(Data entries)
____________________
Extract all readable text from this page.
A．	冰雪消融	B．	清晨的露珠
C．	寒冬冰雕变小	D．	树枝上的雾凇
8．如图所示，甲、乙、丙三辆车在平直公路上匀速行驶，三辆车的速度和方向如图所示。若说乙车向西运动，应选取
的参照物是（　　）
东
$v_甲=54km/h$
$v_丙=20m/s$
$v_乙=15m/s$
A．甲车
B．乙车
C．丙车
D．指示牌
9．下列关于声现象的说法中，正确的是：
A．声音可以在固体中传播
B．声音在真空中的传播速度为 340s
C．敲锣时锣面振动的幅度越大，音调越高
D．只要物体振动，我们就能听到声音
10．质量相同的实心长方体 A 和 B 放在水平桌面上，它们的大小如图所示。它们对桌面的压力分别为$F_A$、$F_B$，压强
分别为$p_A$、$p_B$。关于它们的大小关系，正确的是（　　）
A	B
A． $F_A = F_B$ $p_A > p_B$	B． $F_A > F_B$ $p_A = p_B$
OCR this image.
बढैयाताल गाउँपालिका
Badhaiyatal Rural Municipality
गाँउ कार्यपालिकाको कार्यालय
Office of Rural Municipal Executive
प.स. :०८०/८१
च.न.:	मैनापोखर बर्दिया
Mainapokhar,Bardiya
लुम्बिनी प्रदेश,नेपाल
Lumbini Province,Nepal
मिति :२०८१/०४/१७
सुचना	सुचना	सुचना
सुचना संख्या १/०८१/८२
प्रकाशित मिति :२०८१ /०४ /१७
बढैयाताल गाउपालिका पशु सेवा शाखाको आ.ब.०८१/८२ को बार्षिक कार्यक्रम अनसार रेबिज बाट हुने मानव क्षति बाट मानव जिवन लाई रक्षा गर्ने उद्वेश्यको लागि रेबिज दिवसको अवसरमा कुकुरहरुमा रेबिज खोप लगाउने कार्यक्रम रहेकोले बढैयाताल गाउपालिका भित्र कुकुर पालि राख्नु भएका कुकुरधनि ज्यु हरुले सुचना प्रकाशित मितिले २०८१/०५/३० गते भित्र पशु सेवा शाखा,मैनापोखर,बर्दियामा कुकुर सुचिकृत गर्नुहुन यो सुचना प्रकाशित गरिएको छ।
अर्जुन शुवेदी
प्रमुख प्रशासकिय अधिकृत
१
____________________
(YOUR INSTRUCTIONS)
Retype all the material above precisely, with no line left out.

(EXERCISE SOLUTION)
Extract all readable text from this page.
A．	冰雪消融	B．	清晨的露珠
C．	寒冬冰雕变小	D．	树枝上的雾凇
8．如图所示，甲、乙、丙三辆车在平直公路上匀速行驶，三辆车的速度和方向如图所示。若说乙车向西运动，应选取
的参照物是（　　）
东
$v_甲=54km/h$
$v_丙=20m/s$
$v_乙=15m/s$
A．甲车
B．乙车
C．丙车
D．指示牌
9．下列关于声现象的说法中，正确的是：
A．声音可以在固体中传播
B．声音在真空中的传播速度为 340s
C．敲锣时锣面振动的幅度越大，音调越高
D．只要物体振动，我们就能听到声音
10．质量相同的实心长方体 A 和 B 放在水平桌面上，它们的大小如图所示。它们对桌面的压力分别为$F_A$、$F_B$，压强
分别为$p_A$、$p_B$。关于它们的大小关系，正确的是（　　）
A	B
A． $F_A = F_B$ $p_A > p_B$	B． $F_A > F_B$ $p_A = p_B$
OCR this image.
बढैयाताल गाउँपालिका
Badhaiyatal Rural Municipality
गाँउ कार्यपालिकाको कार्यालय
Office of Rural Municipal Executive
प.स. :०८०/८१
च.न.:	मैनापोखर बर्दिया
Mainapokhar,Bardiya
लुम्बिनी प्रदेश,नेपाल
Lumbini Province,Nepal
मिति :२०८१/०४/१७
सुचना	सुचना	सुचना
सुचना संख्या १/०८१/८२
प्रकाशित मिति :२०८१ /०४ /१७
बढैयाताल गाउपालिका पशु सेवा शाखाको आ.ब.०८१/८२ को बार्षिक कार्यक्रम अनसार रेबिज बाट हुने मानव क्षति बाट मानव जिवन लाई रक्षा गर्ने उद्वेश्यको लागि रेबिज दिवसको अवसरमा कुकुरहरुमा रेबिज खोप लगाउने कार्यक्रम रहेकोले बढैयाताल गाउपालिका भित्र कुकुर पालि राख्नु भएका कुकुरधनि ज्यु हरुले सुचना प्रकाशित मितिले २०८१/०५/३० गते भित्र पशु सेवा शाखा,मैनापोखर,बर्दियामा कुकुर सुचिकृत गर्नुहुन यो सुचना प्रकाशित गरिएको छ।
अर्जुन शुवेदी
प्रमुख प्रशासकिय अधिकृत
१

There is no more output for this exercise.